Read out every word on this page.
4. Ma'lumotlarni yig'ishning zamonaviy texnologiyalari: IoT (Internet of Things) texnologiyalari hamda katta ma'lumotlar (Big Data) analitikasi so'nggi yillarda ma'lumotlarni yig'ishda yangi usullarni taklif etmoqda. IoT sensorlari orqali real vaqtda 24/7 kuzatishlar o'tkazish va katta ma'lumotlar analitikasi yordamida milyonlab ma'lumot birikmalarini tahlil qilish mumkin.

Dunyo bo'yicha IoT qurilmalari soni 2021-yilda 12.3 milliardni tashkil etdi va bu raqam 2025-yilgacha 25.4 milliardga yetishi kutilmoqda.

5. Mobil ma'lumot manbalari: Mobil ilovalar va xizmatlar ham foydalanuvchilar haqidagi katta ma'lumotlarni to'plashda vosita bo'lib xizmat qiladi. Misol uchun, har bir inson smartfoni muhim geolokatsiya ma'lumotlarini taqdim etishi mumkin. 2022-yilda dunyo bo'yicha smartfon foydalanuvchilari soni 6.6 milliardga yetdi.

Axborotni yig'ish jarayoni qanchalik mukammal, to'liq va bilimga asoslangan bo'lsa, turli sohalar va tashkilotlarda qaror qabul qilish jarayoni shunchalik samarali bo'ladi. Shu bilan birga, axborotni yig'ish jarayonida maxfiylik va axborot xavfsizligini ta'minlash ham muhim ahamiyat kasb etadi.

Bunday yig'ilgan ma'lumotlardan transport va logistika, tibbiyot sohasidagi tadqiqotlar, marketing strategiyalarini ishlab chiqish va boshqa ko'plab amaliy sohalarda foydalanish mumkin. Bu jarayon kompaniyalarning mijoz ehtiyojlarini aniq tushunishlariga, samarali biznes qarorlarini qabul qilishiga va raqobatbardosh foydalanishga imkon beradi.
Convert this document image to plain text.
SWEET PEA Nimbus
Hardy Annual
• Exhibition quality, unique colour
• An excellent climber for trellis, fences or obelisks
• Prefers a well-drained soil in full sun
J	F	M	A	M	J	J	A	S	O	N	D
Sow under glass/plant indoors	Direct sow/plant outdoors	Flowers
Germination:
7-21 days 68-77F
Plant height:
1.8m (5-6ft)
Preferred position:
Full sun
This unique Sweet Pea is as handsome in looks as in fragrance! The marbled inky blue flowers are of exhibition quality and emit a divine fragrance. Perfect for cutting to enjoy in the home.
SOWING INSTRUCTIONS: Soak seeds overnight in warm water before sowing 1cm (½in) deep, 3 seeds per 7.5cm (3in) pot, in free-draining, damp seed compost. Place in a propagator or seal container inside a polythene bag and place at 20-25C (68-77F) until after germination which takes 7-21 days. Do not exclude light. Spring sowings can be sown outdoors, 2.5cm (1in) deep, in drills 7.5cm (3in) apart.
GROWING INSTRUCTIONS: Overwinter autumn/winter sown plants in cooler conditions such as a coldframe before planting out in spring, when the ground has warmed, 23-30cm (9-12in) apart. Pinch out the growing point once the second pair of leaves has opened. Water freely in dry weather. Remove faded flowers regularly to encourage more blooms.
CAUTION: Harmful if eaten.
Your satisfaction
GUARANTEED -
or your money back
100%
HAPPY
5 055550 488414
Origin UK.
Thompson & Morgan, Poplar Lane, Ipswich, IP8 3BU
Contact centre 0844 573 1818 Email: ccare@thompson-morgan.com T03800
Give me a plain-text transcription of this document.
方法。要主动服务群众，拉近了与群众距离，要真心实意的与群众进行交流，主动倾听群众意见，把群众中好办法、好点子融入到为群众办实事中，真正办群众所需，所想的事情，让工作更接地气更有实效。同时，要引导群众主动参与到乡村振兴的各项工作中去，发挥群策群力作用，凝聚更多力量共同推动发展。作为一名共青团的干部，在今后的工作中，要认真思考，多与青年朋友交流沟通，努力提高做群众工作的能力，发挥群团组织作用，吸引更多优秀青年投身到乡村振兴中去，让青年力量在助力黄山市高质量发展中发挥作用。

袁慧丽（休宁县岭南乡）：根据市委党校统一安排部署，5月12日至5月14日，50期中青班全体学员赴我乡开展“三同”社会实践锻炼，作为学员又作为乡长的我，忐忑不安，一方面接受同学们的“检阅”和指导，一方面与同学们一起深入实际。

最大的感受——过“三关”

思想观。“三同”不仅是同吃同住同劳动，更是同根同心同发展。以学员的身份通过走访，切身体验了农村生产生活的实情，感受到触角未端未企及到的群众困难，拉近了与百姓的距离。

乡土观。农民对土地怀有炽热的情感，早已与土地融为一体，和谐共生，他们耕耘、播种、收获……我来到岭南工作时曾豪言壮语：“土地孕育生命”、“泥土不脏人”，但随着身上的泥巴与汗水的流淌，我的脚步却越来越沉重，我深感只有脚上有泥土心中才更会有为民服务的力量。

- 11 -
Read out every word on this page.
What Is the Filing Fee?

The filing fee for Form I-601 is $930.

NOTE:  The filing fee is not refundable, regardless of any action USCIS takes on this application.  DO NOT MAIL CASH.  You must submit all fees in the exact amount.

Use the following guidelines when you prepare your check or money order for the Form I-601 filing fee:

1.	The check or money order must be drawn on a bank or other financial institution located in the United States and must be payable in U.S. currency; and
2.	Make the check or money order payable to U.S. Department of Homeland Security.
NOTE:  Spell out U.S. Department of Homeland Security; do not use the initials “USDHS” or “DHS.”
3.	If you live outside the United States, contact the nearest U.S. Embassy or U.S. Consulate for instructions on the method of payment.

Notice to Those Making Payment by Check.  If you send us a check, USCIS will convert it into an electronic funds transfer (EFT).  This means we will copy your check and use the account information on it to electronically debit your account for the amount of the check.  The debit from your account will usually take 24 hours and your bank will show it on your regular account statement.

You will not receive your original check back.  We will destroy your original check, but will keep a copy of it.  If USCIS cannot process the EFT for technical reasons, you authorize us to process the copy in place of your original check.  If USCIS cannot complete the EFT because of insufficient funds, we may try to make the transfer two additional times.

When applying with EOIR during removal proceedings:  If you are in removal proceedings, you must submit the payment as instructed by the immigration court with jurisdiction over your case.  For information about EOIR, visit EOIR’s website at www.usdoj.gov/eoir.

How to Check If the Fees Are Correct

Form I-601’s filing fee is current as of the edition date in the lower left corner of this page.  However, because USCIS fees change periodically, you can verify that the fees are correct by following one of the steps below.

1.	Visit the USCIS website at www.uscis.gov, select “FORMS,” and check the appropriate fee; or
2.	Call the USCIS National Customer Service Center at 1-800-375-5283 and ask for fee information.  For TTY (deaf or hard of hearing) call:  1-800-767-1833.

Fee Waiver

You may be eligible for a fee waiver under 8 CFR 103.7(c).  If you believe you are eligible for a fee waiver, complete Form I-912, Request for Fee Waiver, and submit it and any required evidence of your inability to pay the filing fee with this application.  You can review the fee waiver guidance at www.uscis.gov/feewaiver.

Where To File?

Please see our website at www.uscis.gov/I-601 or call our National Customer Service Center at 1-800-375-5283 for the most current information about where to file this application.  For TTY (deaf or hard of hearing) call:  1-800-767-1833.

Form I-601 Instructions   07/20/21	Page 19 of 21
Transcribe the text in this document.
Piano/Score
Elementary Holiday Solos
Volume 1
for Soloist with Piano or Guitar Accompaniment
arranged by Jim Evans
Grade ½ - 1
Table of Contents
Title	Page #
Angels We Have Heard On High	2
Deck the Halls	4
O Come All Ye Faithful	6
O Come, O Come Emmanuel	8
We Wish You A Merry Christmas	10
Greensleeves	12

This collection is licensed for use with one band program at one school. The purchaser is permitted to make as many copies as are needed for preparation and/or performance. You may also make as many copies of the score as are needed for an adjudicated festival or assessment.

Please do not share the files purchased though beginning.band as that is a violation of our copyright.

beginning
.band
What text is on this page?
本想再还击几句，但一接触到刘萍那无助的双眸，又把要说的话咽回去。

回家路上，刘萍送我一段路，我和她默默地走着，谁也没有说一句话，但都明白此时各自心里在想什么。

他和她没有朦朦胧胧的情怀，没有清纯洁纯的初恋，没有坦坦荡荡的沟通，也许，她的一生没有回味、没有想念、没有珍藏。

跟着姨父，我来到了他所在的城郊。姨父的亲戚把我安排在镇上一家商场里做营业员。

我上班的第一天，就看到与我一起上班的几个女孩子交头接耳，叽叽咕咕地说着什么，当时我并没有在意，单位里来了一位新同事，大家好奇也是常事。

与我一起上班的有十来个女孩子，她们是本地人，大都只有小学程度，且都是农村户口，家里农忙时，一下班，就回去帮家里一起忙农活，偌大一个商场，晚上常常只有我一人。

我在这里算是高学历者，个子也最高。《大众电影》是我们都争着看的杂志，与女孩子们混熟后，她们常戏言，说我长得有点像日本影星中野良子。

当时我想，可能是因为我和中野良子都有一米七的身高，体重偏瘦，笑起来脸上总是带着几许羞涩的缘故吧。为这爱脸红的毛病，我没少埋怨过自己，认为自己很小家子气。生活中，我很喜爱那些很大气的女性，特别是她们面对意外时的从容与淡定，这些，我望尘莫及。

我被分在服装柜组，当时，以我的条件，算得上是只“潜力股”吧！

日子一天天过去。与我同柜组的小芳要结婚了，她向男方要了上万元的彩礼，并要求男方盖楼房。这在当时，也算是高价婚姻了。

Directions for this task » Identify and copy all lines with the word "yicha".

Answer for the task »
Dunyo bo'yicha IoT qurilmalari soni 2021-yilda 12.3 milliardni tashkil etdi va bu raqam 2025-yilgacha 25.4 milliardga yetishi kutilmoqda.
5. Mobil ma'lumot manbalari: Mobil ilovalar va xizmatlar ham foydalanuvchilar haqidagi katta ma'lumotlarni to'plashda vosita bo'lib xizmat qiladi. Misol uchun, har bir inson smartfoni muhim geolokatsiya ma'lumotlarini taqdim etishi mumkin. 2022-yilda dunyo bo'yicha smartfon foydalanuvchilari soni 6.6 milliardga yetdi.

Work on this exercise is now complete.